WHAT IS BEING ASKED: Lines containing the word "name" are the ones to copy from the records below.

PROVIDED INFORMATION:

++++++

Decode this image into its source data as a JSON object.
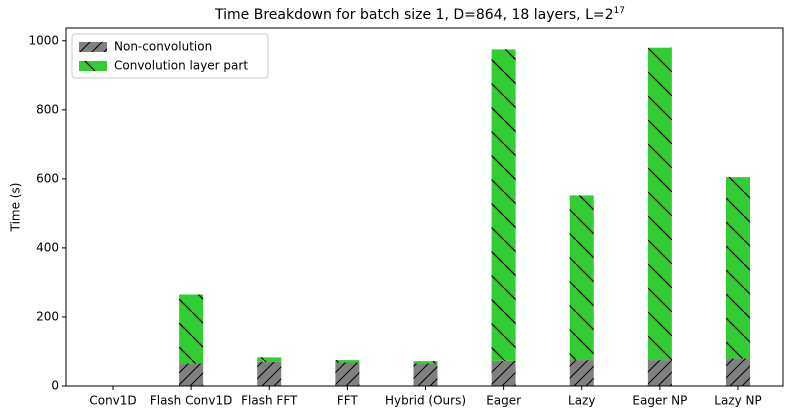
{
  "chart_data": {
    "type": "bar",
    "stacked": true,
    "title": "Time Breakdown for batch size 1, D=864, 18 layers, L=2",
    "title_superscript": "17",
    "y_label": "Time (s)",
    "categories": [
      "Conv1D",
      "Flash Conv1D",
      "Flash FFT",
      "FFT",
      "Hybrid (Ours)",
      "Eager",
      "Lazy",
      "Eager NP",
      "Lazy NP"
    ],
    "series": [
      {
        "name": "Non-convolution",
        "color": "#808080",
        "hatch": "/",
        "values": [
          0,
          65,
          70,
          68,
          65,
          73,
          75,
          75,
          80
        ]
      },
      {
        "name": "Convolution layer part",
        "color": "#33cc33",
        "hatch": "\\",
        "values": [
          0,
          200,
          13,
          7,
          7,
          902,
          477,
          905,
          525
        ]
      }
    ],
    "ylim": [
      0,
      1037
    ],
    "yticks": [
      0,
      200,
      400,
      600,
      800,
      1000
    ],
    "legend": "upper left"
  }
}
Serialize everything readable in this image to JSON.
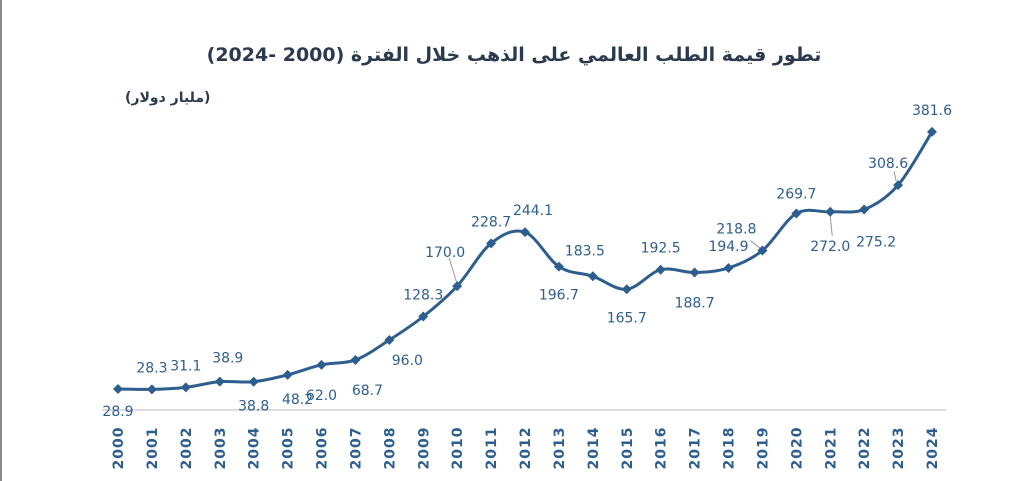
{
  "chart_data": {
    "type": "line",
    "title": "تطور قيمة الطلب العالمي على الذهب خلال الفترة (2000 -2024)",
    "ylabel": "(مليار دولار)",
    "xlabel": "",
    "categories": [
      "2000",
      "2001",
      "2002",
      "2003",
      "2004",
      "2005",
      "2006",
      "2007",
      "2008",
      "2009",
      "2010",
      "2011",
      "2012",
      "2013",
      "2014",
      "2015",
      "2016",
      "2017",
      "2018",
      "2019",
      "2020",
      "2021",
      "2022",
      "2023",
      "2024"
    ],
    "values": [
      28.9,
      28.3,
      31.1,
      38.9,
      38.8,
      48.2,
      62.0,
      68.7,
      96.0,
      128.3,
      170.0,
      228.7,
      244.1,
      196.7,
      183.5,
      165.7,
      192.5,
      188.7,
      194.9,
      218.8,
      269.7,
      272.0,
      275.2,
      308.6,
      381.6
    ],
    "labels": [
      "28.9",
      "28.3",
      "31.1",
      "38.9",
      "38.8",
      "48.2",
      "62.0",
      "68.7",
      "96.0",
      "128.3",
      "170.0",
      "228.7",
      "244.1",
      "196.7",
      "183.5",
      "165.7",
      "192.5",
      "188.7",
      "194.9",
      "218.8",
      "269.7",
      "272.0",
      "275.2",
      "308.6",
      "381.6"
    ],
    "ylim": [
      0,
      400
    ],
    "grid": false,
    "legend": "none",
    "marker": "diamond",
    "color": "#2e5e8e"
  }
}
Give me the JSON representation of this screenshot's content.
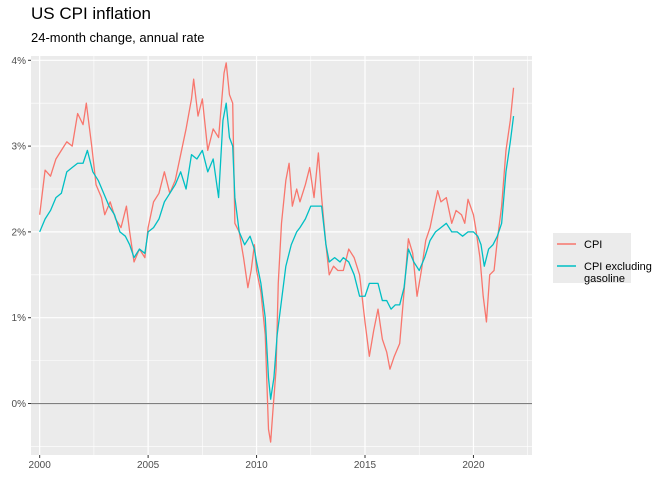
{
  "chart_data": {
    "type": "line",
    "title": "US CPI inflation",
    "subtitle": "24-month change, annual rate",
    "xlabel": "",
    "ylabel": "",
    "xlim": [
      1999.6,
      2022.7
    ],
    "ylim": [
      -0.6,
      4.05
    ],
    "x_ticks": [
      2000,
      2005,
      2010,
      2015,
      2020
    ],
    "x_tick_labels": [
      "2000",
      "2005",
      "2010",
      "2015",
      "2020"
    ],
    "y_ticks": [
      0,
      1,
      2,
      3,
      4
    ],
    "y_tick_labels": [
      "0%",
      "1%",
      "2%",
      "3%",
      "4%"
    ],
    "reference_line": 0,
    "grid": true,
    "legend_position": "right",
    "colors": {
      "panel": "#EBEBEB",
      "grid": "#FFFFFF",
      "ref_line": "#7F7F7F"
    },
    "series": [
      {
        "name": "CPI",
        "color": "#F8766D",
        "points": [
          [
            2000.0,
            2.2
          ],
          [
            2000.25,
            2.72
          ],
          [
            2000.5,
            2.65
          ],
          [
            2000.75,
            2.85
          ],
          [
            2001.0,
            2.95
          ],
          [
            2001.25,
            3.05
          ],
          [
            2001.5,
            3.0
          ],
          [
            2001.75,
            3.38
          ],
          [
            2002.0,
            3.25
          ],
          [
            2002.15,
            3.5
          ],
          [
            2002.4,
            3.0
          ],
          [
            2002.6,
            2.55
          ],
          [
            2002.85,
            2.4
          ],
          [
            2003.0,
            2.2
          ],
          [
            2003.25,
            2.35
          ],
          [
            2003.5,
            2.15
          ],
          [
            2003.75,
            2.05
          ],
          [
            2004.0,
            2.3
          ],
          [
            2004.15,
            2.0
          ],
          [
            2004.35,
            1.65
          ],
          [
            2004.6,
            1.8
          ],
          [
            2004.85,
            1.7
          ],
          [
            2005.0,
            2.05
          ],
          [
            2005.25,
            2.35
          ],
          [
            2005.5,
            2.45
          ],
          [
            2005.75,
            2.7
          ],
          [
            2006.0,
            2.45
          ],
          [
            2006.25,
            2.6
          ],
          [
            2006.5,
            2.9
          ],
          [
            2006.75,
            3.2
          ],
          [
            2007.0,
            3.55
          ],
          [
            2007.1,
            3.78
          ],
          [
            2007.3,
            3.35
          ],
          [
            2007.5,
            3.55
          ],
          [
            2007.75,
            2.95
          ],
          [
            2008.0,
            3.2
          ],
          [
            2008.25,
            3.1
          ],
          [
            2008.5,
            3.85
          ],
          [
            2008.6,
            3.97
          ],
          [
            2008.75,
            3.6
          ],
          [
            2008.9,
            3.5
          ],
          [
            2009.0,
            2.1
          ],
          [
            2009.2,
            2.0
          ],
          [
            2009.4,
            1.7
          ],
          [
            2009.6,
            1.35
          ],
          [
            2009.75,
            1.55
          ],
          [
            2009.9,
            1.85
          ],
          [
            2010.0,
            1.55
          ],
          [
            2010.2,
            1.3
          ],
          [
            2010.4,
            0.8
          ],
          [
            2010.55,
            -0.3
          ],
          [
            2010.65,
            -0.45
          ],
          [
            2010.75,
            -0.1
          ],
          [
            2010.9,
            0.4
          ],
          [
            2011.0,
            1.4
          ],
          [
            2011.15,
            2.1
          ],
          [
            2011.35,
            2.6
          ],
          [
            2011.5,
            2.8
          ],
          [
            2011.65,
            2.3
          ],
          [
            2011.85,
            2.5
          ],
          [
            2012.0,
            2.35
          ],
          [
            2012.25,
            2.55
          ],
          [
            2012.45,
            2.75
          ],
          [
            2012.65,
            2.4
          ],
          [
            2012.85,
            2.92
          ],
          [
            2013.0,
            2.4
          ],
          [
            2013.2,
            1.85
          ],
          [
            2013.35,
            1.5
          ],
          [
            2013.55,
            1.6
          ],
          [
            2013.75,
            1.55
          ],
          [
            2014.0,
            1.55
          ],
          [
            2014.25,
            1.8
          ],
          [
            2014.5,
            1.7
          ],
          [
            2014.75,
            1.5
          ],
          [
            2015.0,
            0.95
          ],
          [
            2015.2,
            0.55
          ],
          [
            2015.4,
            0.85
          ],
          [
            2015.6,
            1.1
          ],
          [
            2015.8,
            0.75
          ],
          [
            2016.0,
            0.6
          ],
          [
            2016.15,
            0.4
          ],
          [
            2016.35,
            0.55
          ],
          [
            2016.6,
            0.7
          ],
          [
            2016.8,
            1.3
          ],
          [
            2017.0,
            1.92
          ],
          [
            2017.2,
            1.75
          ],
          [
            2017.4,
            1.25
          ],
          [
            2017.6,
            1.55
          ],
          [
            2017.8,
            1.9
          ],
          [
            2018.0,
            2.05
          ],
          [
            2018.2,
            2.3
          ],
          [
            2018.35,
            2.48
          ],
          [
            2018.5,
            2.35
          ],
          [
            2018.75,
            2.4
          ],
          [
            2019.0,
            2.1
          ],
          [
            2019.2,
            2.25
          ],
          [
            2019.45,
            2.2
          ],
          [
            2019.6,
            2.1
          ],
          [
            2019.75,
            2.38
          ],
          [
            2020.0,
            2.2
          ],
          [
            2020.1,
            2.05
          ],
          [
            2020.3,
            1.7
          ],
          [
            2020.45,
            1.25
          ],
          [
            2020.6,
            0.95
          ],
          [
            2020.75,
            1.5
          ],
          [
            2020.95,
            1.55
          ],
          [
            2021.1,
            1.9
          ],
          [
            2021.3,
            2.3
          ],
          [
            2021.5,
            2.95
          ],
          [
            2021.7,
            3.3
          ],
          [
            2021.85,
            3.68
          ]
        ]
      },
      {
        "name": "CPI excluding\ngasoline",
        "color": "#00BFC4",
        "points": [
          [
            2000.0,
            2.0
          ],
          [
            2000.25,
            2.15
          ],
          [
            2000.5,
            2.25
          ],
          [
            2000.75,
            2.4
          ],
          [
            2001.0,
            2.45
          ],
          [
            2001.25,
            2.7
          ],
          [
            2001.5,
            2.75
          ],
          [
            2001.75,
            2.8
          ],
          [
            2002.0,
            2.8
          ],
          [
            2002.2,
            2.95
          ],
          [
            2002.45,
            2.7
          ],
          [
            2002.7,
            2.6
          ],
          [
            2002.95,
            2.45
          ],
          [
            2003.2,
            2.3
          ],
          [
            2003.45,
            2.2
          ],
          [
            2003.7,
            2.0
          ],
          [
            2003.95,
            1.95
          ],
          [
            2004.15,
            1.85
          ],
          [
            2004.35,
            1.7
          ],
          [
            2004.6,
            1.8
          ],
          [
            2004.85,
            1.75
          ],
          [
            2005.0,
            2.0
          ],
          [
            2005.25,
            2.05
          ],
          [
            2005.5,
            2.15
          ],
          [
            2005.75,
            2.35
          ],
          [
            2006.0,
            2.45
          ],
          [
            2006.25,
            2.55
          ],
          [
            2006.5,
            2.7
          ],
          [
            2006.75,
            2.5
          ],
          [
            2007.0,
            2.9
          ],
          [
            2007.25,
            2.85
          ],
          [
            2007.5,
            2.95
          ],
          [
            2007.75,
            2.7
          ],
          [
            2008.0,
            2.85
          ],
          [
            2008.25,
            2.4
          ],
          [
            2008.45,
            3.3
          ],
          [
            2008.6,
            3.5
          ],
          [
            2008.75,
            3.1
          ],
          [
            2008.9,
            3.0
          ],
          [
            2009.0,
            2.4
          ],
          [
            2009.2,
            2.0
          ],
          [
            2009.45,
            1.85
          ],
          [
            2009.7,
            1.95
          ],
          [
            2009.9,
            1.8
          ],
          [
            2010.0,
            1.65
          ],
          [
            2010.2,
            1.4
          ],
          [
            2010.4,
            1.0
          ],
          [
            2010.55,
            0.3
          ],
          [
            2010.65,
            0.05
          ],
          [
            2010.8,
            0.3
          ],
          [
            2010.95,
            0.8
          ],
          [
            2011.15,
            1.2
          ],
          [
            2011.35,
            1.6
          ],
          [
            2011.6,
            1.85
          ],
          [
            2011.85,
            2.0
          ],
          [
            2012.0,
            2.05
          ],
          [
            2012.25,
            2.15
          ],
          [
            2012.5,
            2.3
          ],
          [
            2012.75,
            2.3
          ],
          [
            2013.0,
            2.3
          ],
          [
            2013.2,
            1.85
          ],
          [
            2013.35,
            1.65
          ],
          [
            2013.6,
            1.7
          ],
          [
            2013.85,
            1.65
          ],
          [
            2014.0,
            1.7
          ],
          [
            2014.25,
            1.65
          ],
          [
            2014.5,
            1.5
          ],
          [
            2014.75,
            1.25
          ],
          [
            2015.0,
            1.25
          ],
          [
            2015.2,
            1.4
          ],
          [
            2015.4,
            1.4
          ],
          [
            2015.6,
            1.4
          ],
          [
            2015.8,
            1.2
          ],
          [
            2016.0,
            1.2
          ],
          [
            2016.2,
            1.1
          ],
          [
            2016.4,
            1.15
          ],
          [
            2016.6,
            1.15
          ],
          [
            2016.8,
            1.35
          ],
          [
            2017.0,
            1.8
          ],
          [
            2017.25,
            1.65
          ],
          [
            2017.5,
            1.55
          ],
          [
            2017.75,
            1.7
          ],
          [
            2018.0,
            1.9
          ],
          [
            2018.25,
            2.0
          ],
          [
            2018.5,
            2.05
          ],
          [
            2018.75,
            2.1
          ],
          [
            2019.0,
            2.0
          ],
          [
            2019.25,
            2.0
          ],
          [
            2019.5,
            1.95
          ],
          [
            2019.75,
            2.0
          ],
          [
            2020.0,
            2.0
          ],
          [
            2020.2,
            1.95
          ],
          [
            2020.35,
            1.85
          ],
          [
            2020.5,
            1.6
          ],
          [
            2020.7,
            1.8
          ],
          [
            2020.9,
            1.85
          ],
          [
            2021.1,
            1.95
          ],
          [
            2021.3,
            2.1
          ],
          [
            2021.5,
            2.7
          ],
          [
            2021.7,
            3.05
          ],
          [
            2021.85,
            3.35
          ]
        ]
      }
    ]
  }
}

++++++

TASK RESULT:
        "name": "Non-convolution",
        "name": "Convolution layer part",
        "name": "CPI",
        "name": "CPI excluding\ngasoline",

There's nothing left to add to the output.